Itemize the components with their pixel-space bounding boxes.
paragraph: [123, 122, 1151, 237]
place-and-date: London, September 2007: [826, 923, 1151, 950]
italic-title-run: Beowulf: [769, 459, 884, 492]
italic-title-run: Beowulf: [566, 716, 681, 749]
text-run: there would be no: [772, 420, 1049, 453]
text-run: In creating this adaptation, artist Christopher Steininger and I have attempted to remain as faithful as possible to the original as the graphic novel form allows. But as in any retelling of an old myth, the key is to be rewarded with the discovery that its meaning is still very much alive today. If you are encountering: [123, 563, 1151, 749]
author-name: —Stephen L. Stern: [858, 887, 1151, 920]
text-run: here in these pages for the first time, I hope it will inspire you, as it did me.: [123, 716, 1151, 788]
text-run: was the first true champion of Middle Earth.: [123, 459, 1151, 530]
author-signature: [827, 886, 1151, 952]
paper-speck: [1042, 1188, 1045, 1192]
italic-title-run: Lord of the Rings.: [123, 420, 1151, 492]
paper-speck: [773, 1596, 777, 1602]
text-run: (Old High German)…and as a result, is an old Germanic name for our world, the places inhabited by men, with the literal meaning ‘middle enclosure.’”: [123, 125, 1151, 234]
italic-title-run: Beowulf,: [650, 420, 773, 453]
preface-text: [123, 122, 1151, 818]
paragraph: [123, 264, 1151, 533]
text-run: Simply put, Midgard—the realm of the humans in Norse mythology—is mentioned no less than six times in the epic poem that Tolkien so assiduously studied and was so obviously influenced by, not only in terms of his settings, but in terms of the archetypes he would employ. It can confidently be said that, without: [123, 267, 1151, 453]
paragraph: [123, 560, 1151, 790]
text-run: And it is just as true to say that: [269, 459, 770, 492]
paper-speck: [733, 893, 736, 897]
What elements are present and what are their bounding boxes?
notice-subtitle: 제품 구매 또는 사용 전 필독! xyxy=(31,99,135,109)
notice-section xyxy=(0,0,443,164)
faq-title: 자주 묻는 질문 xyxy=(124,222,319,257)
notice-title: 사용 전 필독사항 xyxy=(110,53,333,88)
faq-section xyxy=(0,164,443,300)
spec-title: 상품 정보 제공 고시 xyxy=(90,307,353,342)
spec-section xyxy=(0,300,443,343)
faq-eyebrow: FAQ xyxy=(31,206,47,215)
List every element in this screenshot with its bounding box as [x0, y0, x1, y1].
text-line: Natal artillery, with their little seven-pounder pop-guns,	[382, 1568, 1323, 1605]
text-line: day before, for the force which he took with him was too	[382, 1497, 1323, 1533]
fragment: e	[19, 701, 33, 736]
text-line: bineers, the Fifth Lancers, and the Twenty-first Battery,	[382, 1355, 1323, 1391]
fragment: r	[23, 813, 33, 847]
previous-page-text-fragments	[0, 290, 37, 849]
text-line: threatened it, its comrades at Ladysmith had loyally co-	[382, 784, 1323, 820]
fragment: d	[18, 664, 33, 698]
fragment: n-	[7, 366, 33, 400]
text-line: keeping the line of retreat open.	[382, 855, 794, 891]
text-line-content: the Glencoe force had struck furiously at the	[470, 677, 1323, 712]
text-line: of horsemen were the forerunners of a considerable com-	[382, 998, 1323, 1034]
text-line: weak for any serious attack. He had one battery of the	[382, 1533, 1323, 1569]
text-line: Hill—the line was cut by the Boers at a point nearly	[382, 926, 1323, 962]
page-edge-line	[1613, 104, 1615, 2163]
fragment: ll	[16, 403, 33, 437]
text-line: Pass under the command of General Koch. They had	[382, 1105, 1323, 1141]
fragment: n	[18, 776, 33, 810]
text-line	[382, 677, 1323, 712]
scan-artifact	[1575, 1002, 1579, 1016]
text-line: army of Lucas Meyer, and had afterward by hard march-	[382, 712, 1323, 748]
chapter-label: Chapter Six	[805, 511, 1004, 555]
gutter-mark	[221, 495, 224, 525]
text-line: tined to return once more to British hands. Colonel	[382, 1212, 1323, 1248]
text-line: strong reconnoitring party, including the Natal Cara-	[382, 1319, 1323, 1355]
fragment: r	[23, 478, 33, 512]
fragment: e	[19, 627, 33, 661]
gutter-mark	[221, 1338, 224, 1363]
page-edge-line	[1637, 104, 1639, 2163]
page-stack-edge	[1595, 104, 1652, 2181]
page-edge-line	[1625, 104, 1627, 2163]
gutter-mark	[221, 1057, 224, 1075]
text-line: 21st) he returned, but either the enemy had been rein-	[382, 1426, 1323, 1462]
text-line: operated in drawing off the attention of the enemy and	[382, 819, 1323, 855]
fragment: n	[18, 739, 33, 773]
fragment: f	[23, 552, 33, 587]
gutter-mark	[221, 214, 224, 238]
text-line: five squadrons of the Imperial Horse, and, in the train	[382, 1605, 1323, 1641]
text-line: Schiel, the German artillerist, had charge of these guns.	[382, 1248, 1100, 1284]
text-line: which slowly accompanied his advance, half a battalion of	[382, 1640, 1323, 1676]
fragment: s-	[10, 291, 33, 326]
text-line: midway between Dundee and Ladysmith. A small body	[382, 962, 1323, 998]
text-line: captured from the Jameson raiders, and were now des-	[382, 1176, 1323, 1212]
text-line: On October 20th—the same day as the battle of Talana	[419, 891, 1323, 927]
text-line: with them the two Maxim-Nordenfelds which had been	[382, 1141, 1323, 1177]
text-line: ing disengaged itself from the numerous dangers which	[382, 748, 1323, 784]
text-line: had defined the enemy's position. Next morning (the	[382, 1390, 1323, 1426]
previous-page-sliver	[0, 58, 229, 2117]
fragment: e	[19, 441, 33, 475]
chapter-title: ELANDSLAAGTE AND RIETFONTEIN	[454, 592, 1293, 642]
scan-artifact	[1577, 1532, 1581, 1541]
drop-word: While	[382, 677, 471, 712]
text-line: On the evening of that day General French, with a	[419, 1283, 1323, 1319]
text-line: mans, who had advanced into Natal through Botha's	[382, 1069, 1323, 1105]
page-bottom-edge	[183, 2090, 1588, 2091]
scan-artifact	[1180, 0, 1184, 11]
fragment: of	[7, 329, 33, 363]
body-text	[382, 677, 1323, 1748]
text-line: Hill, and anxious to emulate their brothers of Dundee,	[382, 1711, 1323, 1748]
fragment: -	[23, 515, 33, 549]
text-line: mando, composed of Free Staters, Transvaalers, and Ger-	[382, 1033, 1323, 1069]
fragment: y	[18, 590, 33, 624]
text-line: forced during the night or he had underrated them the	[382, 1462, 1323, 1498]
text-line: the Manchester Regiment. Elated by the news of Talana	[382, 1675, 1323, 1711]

◆ What is being asked
Reproduce without change the records from their first line through the line containing "text-run: there would", including both of those lines.

◆ Worked solution
Itemize the components with their pixel-space bounding boxes.
paragraph: [123, 122, 1151, 237]
place-and-date: London, September 2007: [826, 923, 1151, 950]
italic-title-run: Beowulf: [769, 459, 884, 492]
italic-title-run: Beowulf: [566, 716, 681, 749]
text-run: there would be no: [772, 420, 1049, 453]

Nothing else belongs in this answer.